▸ **AIM**: Copy out all lines in the data below containing the string "average".

▸ **RECORDS PROVIDED**:

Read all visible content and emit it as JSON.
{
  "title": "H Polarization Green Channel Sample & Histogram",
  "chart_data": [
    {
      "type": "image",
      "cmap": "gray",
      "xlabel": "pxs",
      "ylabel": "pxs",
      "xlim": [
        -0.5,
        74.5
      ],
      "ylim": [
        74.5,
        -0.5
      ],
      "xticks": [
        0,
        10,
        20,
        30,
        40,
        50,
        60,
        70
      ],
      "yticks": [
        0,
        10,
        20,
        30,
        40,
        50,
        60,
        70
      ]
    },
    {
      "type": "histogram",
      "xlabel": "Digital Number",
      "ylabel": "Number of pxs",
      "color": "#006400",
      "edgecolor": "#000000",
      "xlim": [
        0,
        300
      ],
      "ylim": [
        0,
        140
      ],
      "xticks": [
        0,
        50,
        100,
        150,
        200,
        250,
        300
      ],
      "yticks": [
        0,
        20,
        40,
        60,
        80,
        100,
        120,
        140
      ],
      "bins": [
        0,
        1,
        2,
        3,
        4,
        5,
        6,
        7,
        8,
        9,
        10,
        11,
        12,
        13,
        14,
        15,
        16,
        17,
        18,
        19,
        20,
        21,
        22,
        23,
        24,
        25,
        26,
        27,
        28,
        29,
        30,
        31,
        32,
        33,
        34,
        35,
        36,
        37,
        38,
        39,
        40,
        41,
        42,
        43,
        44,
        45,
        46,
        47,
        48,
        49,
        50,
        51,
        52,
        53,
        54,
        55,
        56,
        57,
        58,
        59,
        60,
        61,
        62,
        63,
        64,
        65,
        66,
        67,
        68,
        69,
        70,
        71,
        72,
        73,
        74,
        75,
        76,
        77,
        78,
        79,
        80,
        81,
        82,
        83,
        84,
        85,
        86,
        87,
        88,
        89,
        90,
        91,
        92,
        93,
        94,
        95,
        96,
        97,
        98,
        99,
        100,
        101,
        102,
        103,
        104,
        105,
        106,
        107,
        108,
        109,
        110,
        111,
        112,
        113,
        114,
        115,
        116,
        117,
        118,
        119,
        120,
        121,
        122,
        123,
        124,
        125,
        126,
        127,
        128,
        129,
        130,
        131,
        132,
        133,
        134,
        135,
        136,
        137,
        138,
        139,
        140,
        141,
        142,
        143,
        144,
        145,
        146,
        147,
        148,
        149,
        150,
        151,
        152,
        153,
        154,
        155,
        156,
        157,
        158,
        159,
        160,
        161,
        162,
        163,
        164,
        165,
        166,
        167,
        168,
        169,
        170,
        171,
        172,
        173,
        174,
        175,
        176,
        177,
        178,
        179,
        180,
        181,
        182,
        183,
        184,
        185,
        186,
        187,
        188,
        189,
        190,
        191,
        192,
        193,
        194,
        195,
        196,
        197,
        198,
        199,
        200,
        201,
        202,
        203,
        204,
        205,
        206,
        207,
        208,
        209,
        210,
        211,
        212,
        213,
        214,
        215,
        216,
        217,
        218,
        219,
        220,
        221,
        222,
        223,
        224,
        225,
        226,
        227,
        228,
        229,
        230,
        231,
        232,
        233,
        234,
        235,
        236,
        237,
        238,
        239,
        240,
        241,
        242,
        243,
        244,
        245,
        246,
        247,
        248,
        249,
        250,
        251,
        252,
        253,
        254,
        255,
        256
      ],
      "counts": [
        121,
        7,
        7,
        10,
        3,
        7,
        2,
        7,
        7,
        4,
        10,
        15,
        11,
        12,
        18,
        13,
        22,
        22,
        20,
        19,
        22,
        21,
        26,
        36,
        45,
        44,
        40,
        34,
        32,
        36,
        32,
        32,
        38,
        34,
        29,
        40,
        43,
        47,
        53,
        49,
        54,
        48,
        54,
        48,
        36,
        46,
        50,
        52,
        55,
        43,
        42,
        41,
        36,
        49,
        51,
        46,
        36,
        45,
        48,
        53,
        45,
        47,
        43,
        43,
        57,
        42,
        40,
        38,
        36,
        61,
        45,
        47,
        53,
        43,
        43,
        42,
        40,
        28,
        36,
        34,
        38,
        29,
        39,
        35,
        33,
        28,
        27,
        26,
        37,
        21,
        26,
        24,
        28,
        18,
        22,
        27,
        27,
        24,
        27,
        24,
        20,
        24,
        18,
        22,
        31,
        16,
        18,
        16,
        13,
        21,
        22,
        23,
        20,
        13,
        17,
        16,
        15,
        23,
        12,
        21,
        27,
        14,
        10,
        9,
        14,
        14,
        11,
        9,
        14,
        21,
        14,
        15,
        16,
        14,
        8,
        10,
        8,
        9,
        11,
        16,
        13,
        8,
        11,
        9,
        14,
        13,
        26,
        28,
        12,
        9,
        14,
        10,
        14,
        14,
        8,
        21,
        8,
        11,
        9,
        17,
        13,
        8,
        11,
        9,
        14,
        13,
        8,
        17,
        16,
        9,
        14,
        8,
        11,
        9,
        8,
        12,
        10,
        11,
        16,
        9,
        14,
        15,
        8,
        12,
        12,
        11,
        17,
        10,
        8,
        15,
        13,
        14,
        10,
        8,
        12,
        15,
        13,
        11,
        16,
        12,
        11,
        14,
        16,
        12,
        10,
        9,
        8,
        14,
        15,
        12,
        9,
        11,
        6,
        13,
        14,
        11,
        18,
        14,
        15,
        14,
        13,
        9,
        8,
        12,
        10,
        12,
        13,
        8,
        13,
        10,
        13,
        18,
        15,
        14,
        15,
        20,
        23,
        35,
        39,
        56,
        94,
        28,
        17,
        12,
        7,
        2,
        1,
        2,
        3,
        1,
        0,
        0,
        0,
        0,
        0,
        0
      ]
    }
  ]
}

...

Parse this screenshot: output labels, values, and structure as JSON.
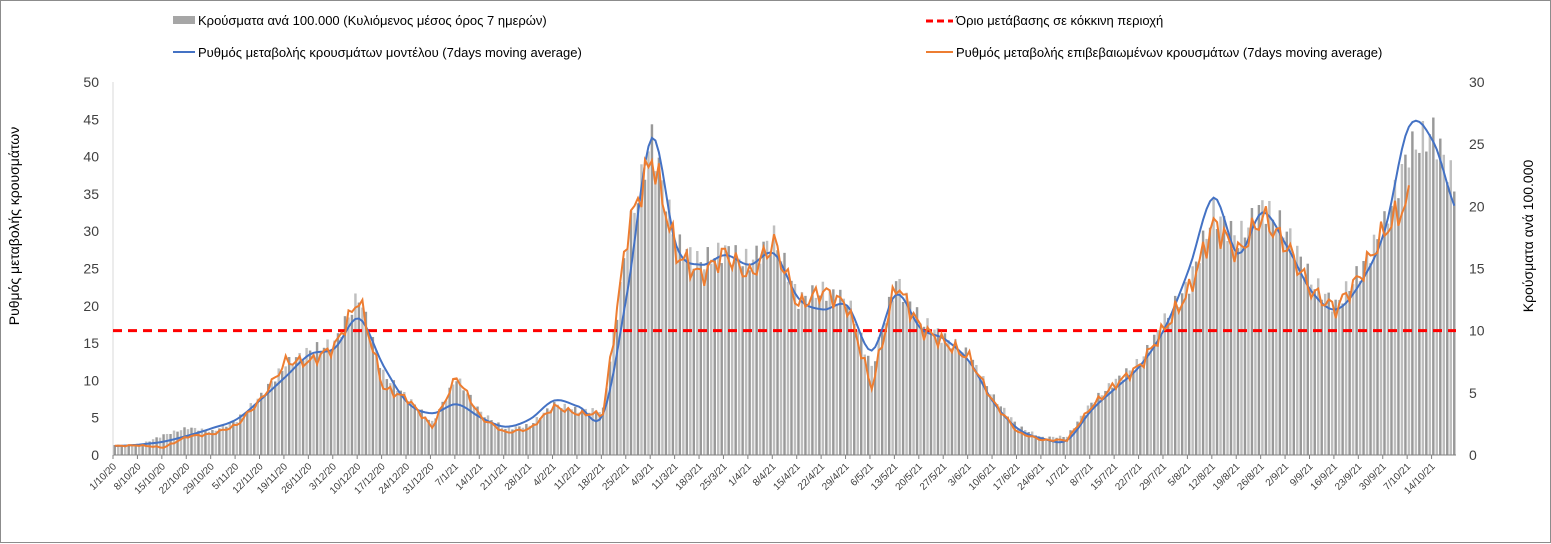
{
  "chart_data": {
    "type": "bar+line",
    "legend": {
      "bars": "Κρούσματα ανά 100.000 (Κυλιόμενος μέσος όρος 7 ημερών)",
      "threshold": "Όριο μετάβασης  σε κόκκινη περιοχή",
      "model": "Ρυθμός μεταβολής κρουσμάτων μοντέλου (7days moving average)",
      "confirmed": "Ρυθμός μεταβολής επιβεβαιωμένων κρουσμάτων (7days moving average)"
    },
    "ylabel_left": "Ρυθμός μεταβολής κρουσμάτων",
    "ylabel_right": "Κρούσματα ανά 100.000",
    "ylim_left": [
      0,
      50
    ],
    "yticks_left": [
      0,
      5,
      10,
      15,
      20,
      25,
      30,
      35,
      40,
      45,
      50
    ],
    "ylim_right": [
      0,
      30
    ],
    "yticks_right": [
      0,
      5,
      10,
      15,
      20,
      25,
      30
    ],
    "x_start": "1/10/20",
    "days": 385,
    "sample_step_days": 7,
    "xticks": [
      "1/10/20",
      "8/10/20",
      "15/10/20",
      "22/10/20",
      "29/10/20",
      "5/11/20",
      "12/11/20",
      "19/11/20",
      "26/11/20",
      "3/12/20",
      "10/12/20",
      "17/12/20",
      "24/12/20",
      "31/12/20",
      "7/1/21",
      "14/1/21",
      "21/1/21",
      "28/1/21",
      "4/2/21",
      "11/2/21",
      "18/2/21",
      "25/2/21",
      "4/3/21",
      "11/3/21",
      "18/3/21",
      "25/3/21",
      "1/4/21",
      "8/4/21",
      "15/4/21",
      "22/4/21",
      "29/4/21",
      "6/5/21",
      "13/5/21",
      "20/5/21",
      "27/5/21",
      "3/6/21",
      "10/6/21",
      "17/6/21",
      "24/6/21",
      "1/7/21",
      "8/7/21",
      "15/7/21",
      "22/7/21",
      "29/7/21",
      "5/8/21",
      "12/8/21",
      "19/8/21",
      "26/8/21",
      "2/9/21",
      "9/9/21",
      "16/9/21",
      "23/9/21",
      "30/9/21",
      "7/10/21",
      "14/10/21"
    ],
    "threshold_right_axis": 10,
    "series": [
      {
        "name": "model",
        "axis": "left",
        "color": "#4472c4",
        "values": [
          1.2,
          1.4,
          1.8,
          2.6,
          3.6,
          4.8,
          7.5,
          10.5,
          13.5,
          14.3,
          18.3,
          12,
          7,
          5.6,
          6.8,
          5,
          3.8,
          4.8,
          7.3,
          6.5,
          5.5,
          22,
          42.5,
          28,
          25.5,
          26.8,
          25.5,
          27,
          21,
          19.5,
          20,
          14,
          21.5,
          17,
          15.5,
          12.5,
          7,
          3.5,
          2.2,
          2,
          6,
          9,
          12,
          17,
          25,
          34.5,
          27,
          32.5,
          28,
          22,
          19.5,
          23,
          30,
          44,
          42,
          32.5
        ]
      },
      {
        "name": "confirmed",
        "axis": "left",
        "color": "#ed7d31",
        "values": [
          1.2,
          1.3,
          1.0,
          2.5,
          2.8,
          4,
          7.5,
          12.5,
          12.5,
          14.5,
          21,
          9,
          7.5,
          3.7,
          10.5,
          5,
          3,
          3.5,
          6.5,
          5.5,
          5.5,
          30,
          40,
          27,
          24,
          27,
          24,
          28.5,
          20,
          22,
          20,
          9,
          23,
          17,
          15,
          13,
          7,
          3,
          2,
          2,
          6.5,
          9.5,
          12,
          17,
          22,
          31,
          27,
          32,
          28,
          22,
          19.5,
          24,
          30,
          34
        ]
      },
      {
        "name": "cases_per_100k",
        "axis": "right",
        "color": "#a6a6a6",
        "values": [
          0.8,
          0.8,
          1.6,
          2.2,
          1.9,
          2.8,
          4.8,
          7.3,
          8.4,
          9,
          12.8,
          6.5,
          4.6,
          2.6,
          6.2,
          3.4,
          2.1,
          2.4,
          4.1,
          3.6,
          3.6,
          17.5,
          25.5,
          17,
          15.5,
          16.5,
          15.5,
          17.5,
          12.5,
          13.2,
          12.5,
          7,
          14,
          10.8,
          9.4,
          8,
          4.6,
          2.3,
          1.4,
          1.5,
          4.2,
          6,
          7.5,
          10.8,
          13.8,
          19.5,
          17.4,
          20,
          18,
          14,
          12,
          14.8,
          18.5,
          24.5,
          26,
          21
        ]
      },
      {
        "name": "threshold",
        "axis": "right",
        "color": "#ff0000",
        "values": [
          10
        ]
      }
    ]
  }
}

▸ **EXERCISE ANSWER**:
      "model": "Ρυθμός μεταβολής κρουσμάτων μοντέλου (7days moving average)",
      "confirmed": "Ρυθμός μεταβολής επιβεβαιωμένων κρουσμάτων (7days moving average)"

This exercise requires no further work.